#### [SHORT PROBLEM]
Take each line that has the word "香喷喷哒豆腐" and return it.

#### [EXERCISE MATERIALS]

--- BEGIN ---

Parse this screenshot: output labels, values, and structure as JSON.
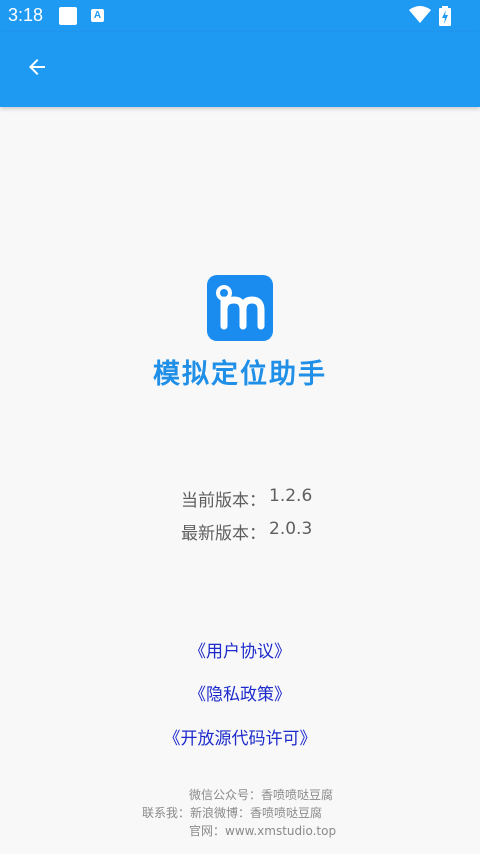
{
  "status_bar": {
    "time": "3:18",
    "notification_icons": [
      "blank-square-icon",
      "a-app-icon"
    ],
    "system_icons": [
      "wifi-icon",
      "battery-icon"
    ],
    "notification_letter": "A"
  },
  "app_bar": {
    "back_icon": "arrow-back-icon",
    "color": "#1f9af2"
  },
  "app": {
    "icon": "m-location-logo-icon",
    "title": "模拟定位助手"
  },
  "version": {
    "current_label": "当前版本：",
    "current_value": "1.2.6",
    "latest_label": "最新版本：",
    "latest_value": "2.0.3"
  },
  "links": {
    "user_agreement": "《用户协议》",
    "privacy_policy": "《隐私政策》",
    "open_source": "《开放源代码许可》",
    "color": "#1d2bcc"
  },
  "footer": {
    "wechat": "微信公众号：香喷喷哒豆腐",
    "weibo": "联系我：新浪微博：香喷喷哒豆腐",
    "website": "官网：www.xmstudio.top"
  }
}
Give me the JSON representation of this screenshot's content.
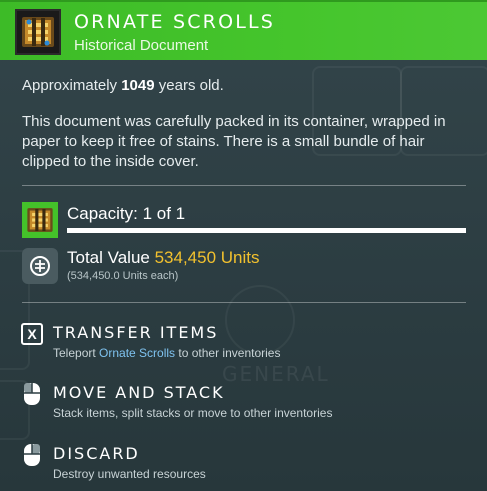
{
  "header": {
    "title": "Ornate Scrolls",
    "subtitle": "Historical Document",
    "icon": "scrolls-icon",
    "color": "#45c52c"
  },
  "age": {
    "prefix": "Approximately ",
    "years": "1049",
    "suffix": " years old."
  },
  "description": "This document was carefully packed in its container, wrapped in paper to keep it free of stains. There is a small bundle of hair clipped to the inside cover.",
  "capacity": {
    "label": "Capacity: 1 of 1",
    "current": 1,
    "max": 1
  },
  "value": {
    "label": "Total Value ",
    "amount": "534,450 Units",
    "each": "(534,450.0 Units each)",
    "amount_color": "#f2c12e"
  },
  "actions": [
    {
      "key": "X",
      "title": "Transfer Items",
      "desc_prefix": "Teleport ",
      "desc_highlight": "Ornate Scrolls",
      "desc_suffix": " to other inventories",
      "icon": "x-key-icon"
    },
    {
      "title": "Move and Stack",
      "desc": "Stack items, split stacks or move to other inventories",
      "icon": "mouse-icon"
    },
    {
      "title": "Discard",
      "desc": "Destroy unwanted resources",
      "icon": "mouse-icon"
    }
  ],
  "background": {
    "ghost_label": "GENERAL"
  }
}
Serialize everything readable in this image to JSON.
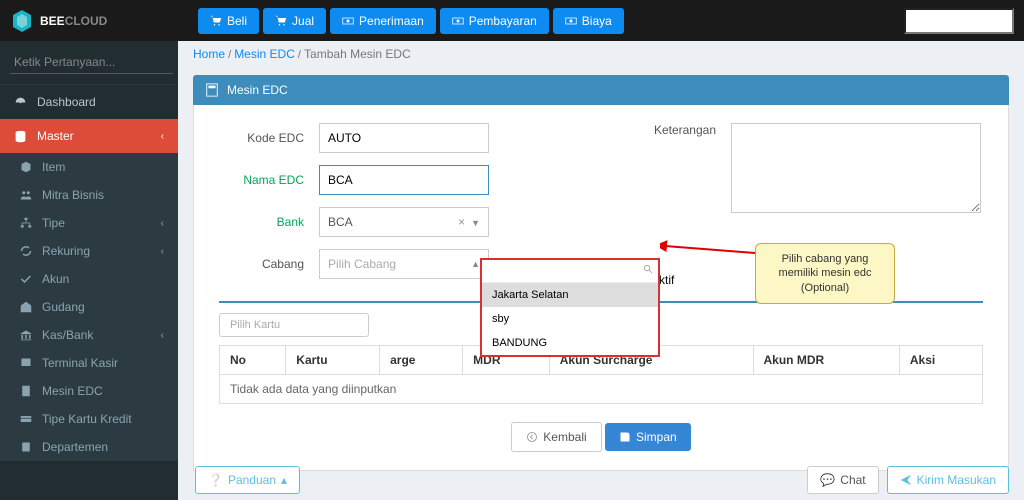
{
  "brand": {
    "part1": "BEE",
    "part2": "CLOUD"
  },
  "nav": {
    "beli": "Beli",
    "jual": "Jual",
    "penerimaan": "Penerimaan",
    "pembayaran": "Pembayaran",
    "biaya": "Biaya"
  },
  "breadcrumb": {
    "home": "Home",
    "l1": "Mesin EDC",
    "l2": "Tambah Mesin EDC"
  },
  "search": {
    "placeholder": "Ketik Pertanyaan..."
  },
  "side": {
    "dashboard": "Dashboard",
    "master": "Master",
    "sub": {
      "item": "Item",
      "mitra": "Mitra Bisnis",
      "tipe": "Tipe",
      "rekuring": "Rekuring",
      "akun": "Akun",
      "gudang": "Gudang",
      "kasbank": "Kas/Bank",
      "terminal": "Terminal Kasir",
      "mesin": "Mesin EDC",
      "kartu": "Tipe Kartu Kredit",
      "dept": "Departemen"
    }
  },
  "panel": {
    "title": "Mesin EDC"
  },
  "form": {
    "kode_lbl": "Kode EDC",
    "kode_val": "AUTO",
    "nama_lbl": "Nama EDC",
    "nama_val": "BCA",
    "bank_lbl": "Bank",
    "bank_val": "BCA",
    "cabang_lbl": "Cabang",
    "cabang_ph": "Pilih Cabang",
    "ket_lbl": "Keterangan",
    "aktif_lbl": "Aktif",
    "kartu_ph": "Pilih Kartu"
  },
  "dropdown": {
    "opt1": "Jakarta Selatan",
    "opt2": "sby",
    "opt3": "BANDUNG"
  },
  "callout": {
    "text": "Pilih cabang yang memiliki mesin edc (Optional)"
  },
  "table": {
    "th": {
      "no": "No",
      "kartu": "Kartu",
      "charge": "arge",
      "mdr": "MDR",
      "akun_s": "Akun Surcharge",
      "akun_m": "Akun MDR",
      "aksi": "Aksi"
    },
    "empty": "Tidak ada data yang diinputkan"
  },
  "buttons": {
    "kembali": "Kembali",
    "simpan": "Simpan",
    "panduan": "Panduan",
    "chat": "Chat",
    "kirim": "Kirim Masukan"
  }
}
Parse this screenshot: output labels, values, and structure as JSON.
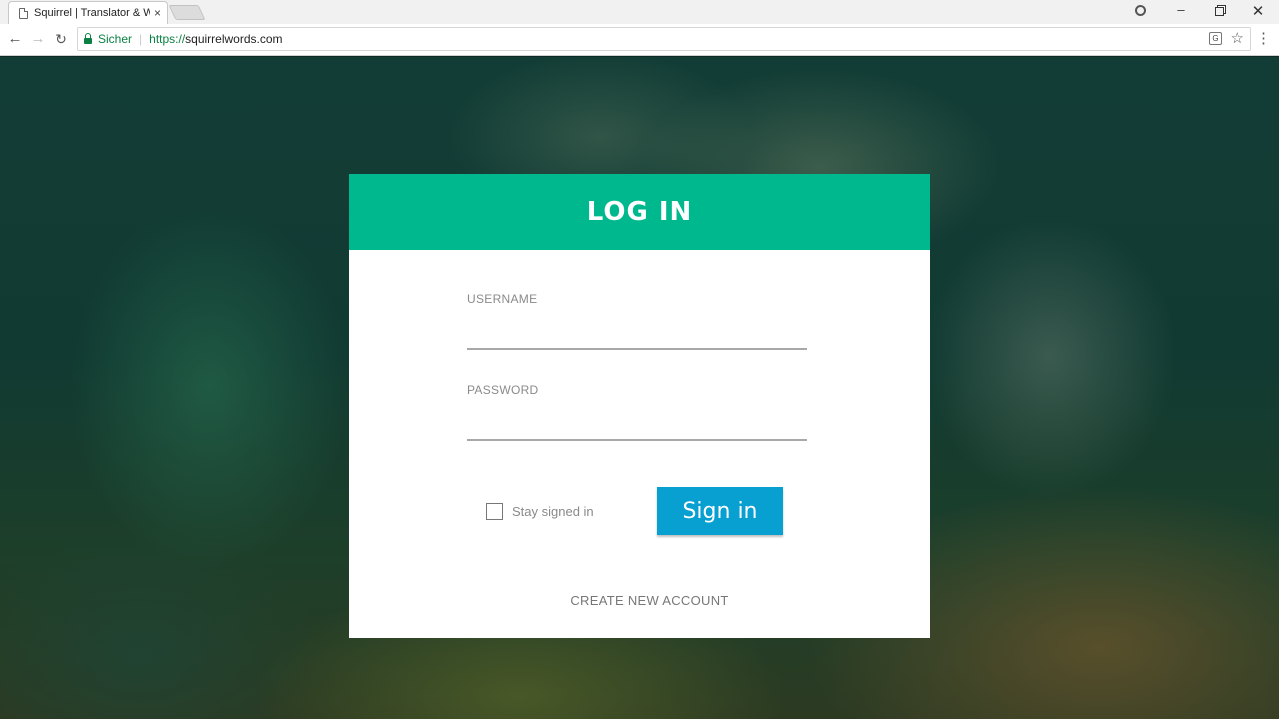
{
  "browser": {
    "tab_title": "Squirrel | Translator & W",
    "tab_close": "×",
    "secure_label": "Sicher",
    "url_scheme": "https://",
    "url_host": "squirrelwords.com",
    "icons": [
      "page-icon",
      "back-icon",
      "forward-icon",
      "reload-icon",
      "lock-icon",
      "translate-icon",
      "star-icon",
      "menu-icon",
      "profile-icon"
    ]
  },
  "login": {
    "title": "LOG IN",
    "username_label": "USERNAME",
    "username_value": "",
    "password_label": "PASSWORD",
    "password_value": "",
    "stay_signed_in_label": "Stay signed in",
    "stay_signed_in_checked": false,
    "sign_in_label": "Sign in",
    "create_account_label": "CREATE NEW ACCOUNT"
  },
  "colors": {
    "header_green": "#00b88d",
    "button_blue": "#089fd1",
    "secure_green": "#0b8043"
  }
}
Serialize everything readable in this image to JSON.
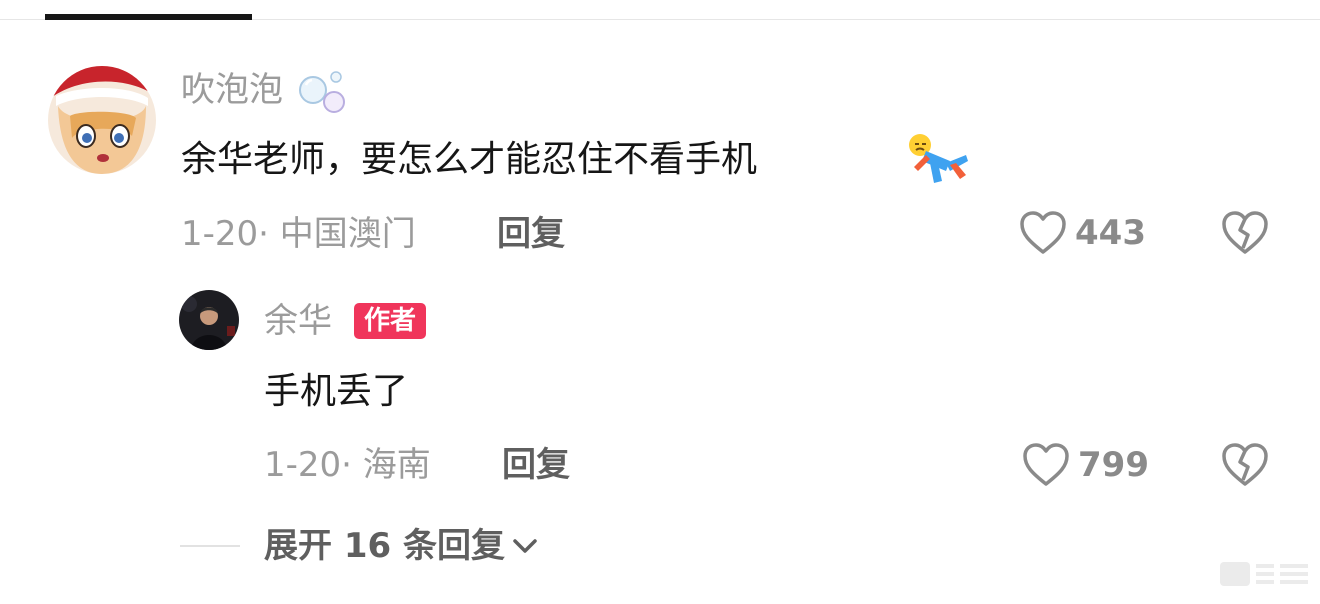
{
  "comment": {
    "username": "吹泡泡",
    "text": "余华老师，要怎么才能忍住不看手机",
    "meta": "1-20· 中国澳门",
    "reply_label": "回复",
    "like_count": "443"
  },
  "reply": {
    "username": "余华",
    "badge": "作者",
    "text": "手机丢了",
    "meta": "1-20· 海南",
    "reply_label": "回复",
    "like_count": "799"
  },
  "expand_label": "展开 16 条回复"
}
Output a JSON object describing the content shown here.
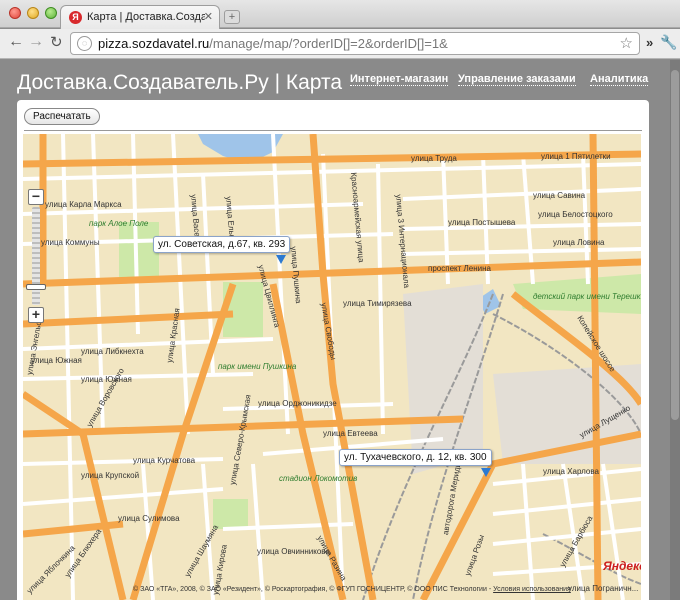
{
  "browser": {
    "tab_title": "Карта | Доставка.Создавател",
    "tab_favicon": "yandex-b",
    "url_host": "pizza.sozdavatel.ru",
    "url_path": "/manage/map/?orderID[]=2&orderID[]=1&",
    "more_label": "»"
  },
  "page": {
    "title": "Доставка.Создаватель.Ру | Карта",
    "nav": [
      {
        "label": "Интернет-магазин"
      },
      {
        "label": "Управление заказами"
      },
      {
        "label": "Аналитика"
      }
    ],
    "print_button": "Распечатать"
  },
  "map": {
    "markers": [
      {
        "label": "ул. Советская, д.67, кв. 293"
      },
      {
        "label": "ул. Тухачевского, д. 12, кв. 300"
      }
    ],
    "streets": [
      "улица Труда",
      "улица 1 Пятилетки",
      "улица Карла Маркса",
      "улица Коммуны",
      "улица Савина",
      "улица Белостоцкого",
      "улица Постышева",
      "улица Ловина",
      "проспект Ленина",
      "улица Тимирязева",
      "улица Либкнехта",
      "улица Южная",
      "улица Орджоникидзе",
      "улица Евтеева",
      "улица Харлова",
      "улица Курчатова",
      "улица Крупской",
      "улица Сулимова",
      "улица Овчинникова",
      "улица Красная",
      "улица Свободы",
      "улица Пушкина",
      "улица Энгельса",
      "улица Воровского",
      "улица Пограничн...",
      "улица Лущенко",
      "улица Разина",
      "улица Блюхера",
      "улица Яблочкина",
      "улица 3 Интернационала",
      "улица Розы",
      "Копейское шоссе",
      "улица Барбюса",
      "улица Васенко",
      "улица Елькина",
      "улица Цвиллинга",
      "Красноармейская улица",
      "автодорога Меридиан",
      "улица Южная",
      "улица Шаумяна",
      "улица Кирова",
      "улица Северо-Крымская"
    ],
    "parks": [
      "парк Алое Поле",
      "парк имени Пушкина",
      "детский парк имени Терешк...",
      "стадион Локомотив"
    ],
    "logo": "Яндекс",
    "copyright_text": "© ЗАО «ТГА», 2008, © ЗАО «Резидент», © Роскартография, © ФГУП ГОСНИЦЕНТР, © ООО ПИС Технологии",
    "copyright_link": "Условия использования",
    "zoom_minus": "−",
    "zoom_plus": "+",
    "zoom_level": 0.84
  },
  "colors": {
    "road_major": "#f5a64a",
    "road_minor": "#ffffff",
    "block": "#f2e6c2",
    "park": "#cde8a8",
    "water": "#9fc4e9",
    "rail": "#9a9a9a",
    "industrial": "#e3ded6"
  }
}
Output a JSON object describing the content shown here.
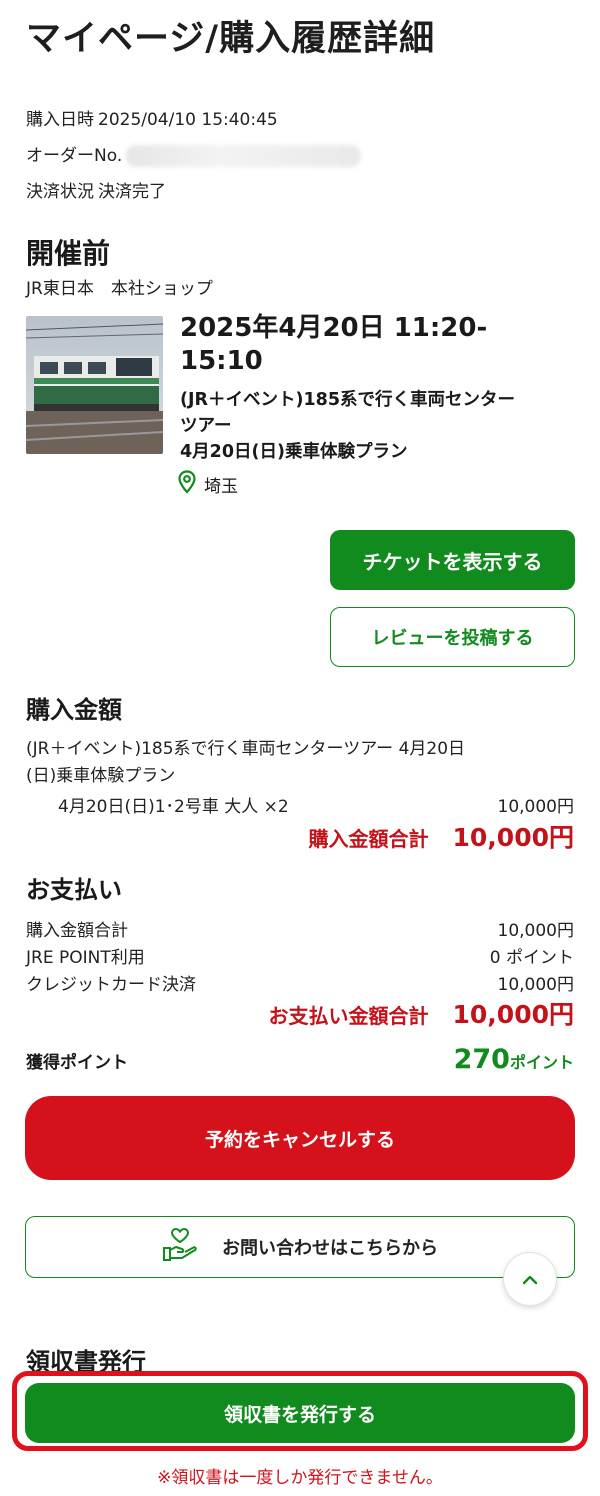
{
  "page_title": "マイページ/購入履歴詳細",
  "order": {
    "purchase_datetime_label": "購入日時",
    "purchase_datetime": "2025/04/10 15:40:45",
    "order_no_label": "オーダーNo.",
    "payment_status_label": "決済状況",
    "payment_status": "決済完了"
  },
  "event": {
    "status": "開催前",
    "shop": "JR東日本　本社ショップ",
    "date_line1": "2025年4月20日 11:20-",
    "date_line2": "15:10",
    "name_line1": "(JR＋イベント)185系で行く車両センター",
    "name_line2": "ツアー",
    "name_line3": "4月20日(日)乗車体験プラン",
    "location": "埼玉"
  },
  "buttons": {
    "show_ticket": "チケットを表示する",
    "post_review": "レビューを投稿する",
    "cancel": "予約をキャンセルする",
    "contact": "お問い合わせはこちらから",
    "issue_receipt": "領収書を発行する"
  },
  "purchase": {
    "title": "購入金額",
    "desc_line1": "(JR＋イベント)185系で行く車両センターツアー 4月20日",
    "desc_line2": "(日)乗車体験プラン",
    "item_label": "4月20日(日)1･2号車 大人 ×2",
    "item_price": "10,000円",
    "total_label": "購入金額合計",
    "total_value": "10,000円"
  },
  "payment": {
    "title": "お支払い",
    "rows": [
      {
        "label": "購入金額合計",
        "value": "10,000円"
      },
      {
        "label": "JRE POINT利用",
        "value": "0 ポイント"
      },
      {
        "label": "クレジットカード決済",
        "value": "10,000円"
      }
    ],
    "total_label": "お支払い金額合計",
    "total_value": "10,000円"
  },
  "points": {
    "label": "獲得ポイント",
    "value": "270",
    "unit": "ポイント"
  },
  "receipt": {
    "title": "領収書発行",
    "note": "※領収書は一度しか発行できません。"
  },
  "colors": {
    "green": "#118a1e",
    "red": "#d5121c",
    "highlight_frame": "#e0101c"
  }
}
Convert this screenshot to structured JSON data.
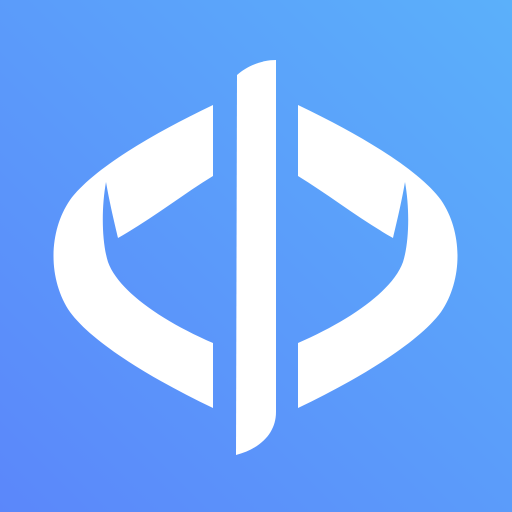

--- END ---

#### [WRITTEN ANSWER]
    "wechat": "微信公众号：香喷喷哒豆腐",
    "weibo": "联系我：新浪微博：香喷喷哒豆腐",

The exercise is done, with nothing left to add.